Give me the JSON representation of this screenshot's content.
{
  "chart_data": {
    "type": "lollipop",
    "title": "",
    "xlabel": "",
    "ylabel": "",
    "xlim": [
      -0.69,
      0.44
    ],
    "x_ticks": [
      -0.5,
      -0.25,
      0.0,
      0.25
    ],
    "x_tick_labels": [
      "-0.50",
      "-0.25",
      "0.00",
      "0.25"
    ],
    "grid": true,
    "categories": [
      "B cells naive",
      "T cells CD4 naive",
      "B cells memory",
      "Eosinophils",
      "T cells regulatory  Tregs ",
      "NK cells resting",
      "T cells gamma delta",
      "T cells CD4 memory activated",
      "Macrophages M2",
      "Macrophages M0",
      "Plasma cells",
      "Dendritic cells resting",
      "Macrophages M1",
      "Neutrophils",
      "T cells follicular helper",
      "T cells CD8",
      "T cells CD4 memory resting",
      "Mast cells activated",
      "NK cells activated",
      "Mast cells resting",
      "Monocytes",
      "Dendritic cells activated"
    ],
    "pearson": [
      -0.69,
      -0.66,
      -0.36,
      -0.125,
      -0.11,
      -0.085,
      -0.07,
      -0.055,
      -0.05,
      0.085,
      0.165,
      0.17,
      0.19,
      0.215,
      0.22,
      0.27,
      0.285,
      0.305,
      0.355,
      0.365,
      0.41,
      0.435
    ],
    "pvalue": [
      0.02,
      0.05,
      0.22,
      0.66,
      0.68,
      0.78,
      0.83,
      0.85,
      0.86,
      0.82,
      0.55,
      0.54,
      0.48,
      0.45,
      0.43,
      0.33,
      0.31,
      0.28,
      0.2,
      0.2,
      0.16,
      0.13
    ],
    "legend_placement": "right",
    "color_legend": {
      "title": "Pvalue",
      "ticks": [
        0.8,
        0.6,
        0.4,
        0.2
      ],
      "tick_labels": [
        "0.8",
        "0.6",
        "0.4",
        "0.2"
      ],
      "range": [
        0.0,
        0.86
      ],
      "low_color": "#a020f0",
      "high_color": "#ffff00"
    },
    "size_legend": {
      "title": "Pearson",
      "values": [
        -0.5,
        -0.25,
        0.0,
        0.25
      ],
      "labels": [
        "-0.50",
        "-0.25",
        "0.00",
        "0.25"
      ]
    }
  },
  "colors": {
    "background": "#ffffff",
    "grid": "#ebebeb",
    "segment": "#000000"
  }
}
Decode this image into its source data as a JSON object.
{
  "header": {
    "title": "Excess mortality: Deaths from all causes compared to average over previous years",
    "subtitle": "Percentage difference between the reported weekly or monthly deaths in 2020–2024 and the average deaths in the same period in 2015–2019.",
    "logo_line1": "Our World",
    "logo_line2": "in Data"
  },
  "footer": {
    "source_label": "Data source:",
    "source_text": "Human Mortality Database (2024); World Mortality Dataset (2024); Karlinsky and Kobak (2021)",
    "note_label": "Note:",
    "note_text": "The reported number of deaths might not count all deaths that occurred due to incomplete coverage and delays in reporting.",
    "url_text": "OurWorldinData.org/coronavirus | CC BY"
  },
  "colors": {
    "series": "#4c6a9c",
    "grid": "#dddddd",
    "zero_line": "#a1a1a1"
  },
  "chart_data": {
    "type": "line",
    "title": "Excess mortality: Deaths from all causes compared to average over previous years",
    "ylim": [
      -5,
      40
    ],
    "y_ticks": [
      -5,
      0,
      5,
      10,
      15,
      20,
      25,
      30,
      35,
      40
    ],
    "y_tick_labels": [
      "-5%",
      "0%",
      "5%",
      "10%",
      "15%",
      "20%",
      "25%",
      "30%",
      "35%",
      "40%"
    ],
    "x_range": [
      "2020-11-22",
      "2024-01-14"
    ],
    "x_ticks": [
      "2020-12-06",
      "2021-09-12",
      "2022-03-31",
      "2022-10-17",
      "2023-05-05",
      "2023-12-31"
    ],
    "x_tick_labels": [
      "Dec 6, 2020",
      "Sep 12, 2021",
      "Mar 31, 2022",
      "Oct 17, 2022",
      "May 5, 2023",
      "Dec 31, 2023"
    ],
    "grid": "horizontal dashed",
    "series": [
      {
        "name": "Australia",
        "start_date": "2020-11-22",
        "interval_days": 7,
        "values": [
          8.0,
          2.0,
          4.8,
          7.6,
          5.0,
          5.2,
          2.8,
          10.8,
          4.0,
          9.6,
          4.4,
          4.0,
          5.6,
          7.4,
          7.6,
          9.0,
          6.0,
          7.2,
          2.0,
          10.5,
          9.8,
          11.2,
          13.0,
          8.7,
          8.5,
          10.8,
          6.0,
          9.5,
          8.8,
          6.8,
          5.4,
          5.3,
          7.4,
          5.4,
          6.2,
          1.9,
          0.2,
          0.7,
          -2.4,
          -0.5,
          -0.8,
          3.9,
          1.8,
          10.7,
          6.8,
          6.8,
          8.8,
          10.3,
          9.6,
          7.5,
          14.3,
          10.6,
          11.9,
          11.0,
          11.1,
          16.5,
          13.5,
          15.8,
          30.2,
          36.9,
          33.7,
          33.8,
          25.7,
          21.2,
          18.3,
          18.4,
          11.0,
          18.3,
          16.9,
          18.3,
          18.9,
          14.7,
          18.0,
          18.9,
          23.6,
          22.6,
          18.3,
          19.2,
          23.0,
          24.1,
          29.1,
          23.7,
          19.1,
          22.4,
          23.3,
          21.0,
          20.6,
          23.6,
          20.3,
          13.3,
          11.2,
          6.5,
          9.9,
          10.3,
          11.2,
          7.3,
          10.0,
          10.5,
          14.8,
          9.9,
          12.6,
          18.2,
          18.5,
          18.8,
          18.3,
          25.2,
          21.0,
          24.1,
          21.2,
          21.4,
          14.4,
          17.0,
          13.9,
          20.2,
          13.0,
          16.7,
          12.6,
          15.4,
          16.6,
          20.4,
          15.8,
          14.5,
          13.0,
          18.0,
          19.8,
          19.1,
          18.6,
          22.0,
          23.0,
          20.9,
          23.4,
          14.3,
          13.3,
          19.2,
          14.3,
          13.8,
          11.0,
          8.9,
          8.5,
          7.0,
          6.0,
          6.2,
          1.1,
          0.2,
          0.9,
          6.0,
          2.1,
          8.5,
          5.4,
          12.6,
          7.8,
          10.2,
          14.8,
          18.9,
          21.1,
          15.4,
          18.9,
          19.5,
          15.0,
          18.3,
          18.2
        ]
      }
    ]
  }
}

==*==

Directions —
Gather each line in these records that contains the string "reported".

Exercise solution —
    "subtitle": "Percentage difference between the reported weekly or monthly deaths in 2020–2024 and the average deaths in the same period in 2015–2019.",
    "note_text": "The reported number of deaths might not count all deaths that occurred due to incomplete coverage and delays in reporting.",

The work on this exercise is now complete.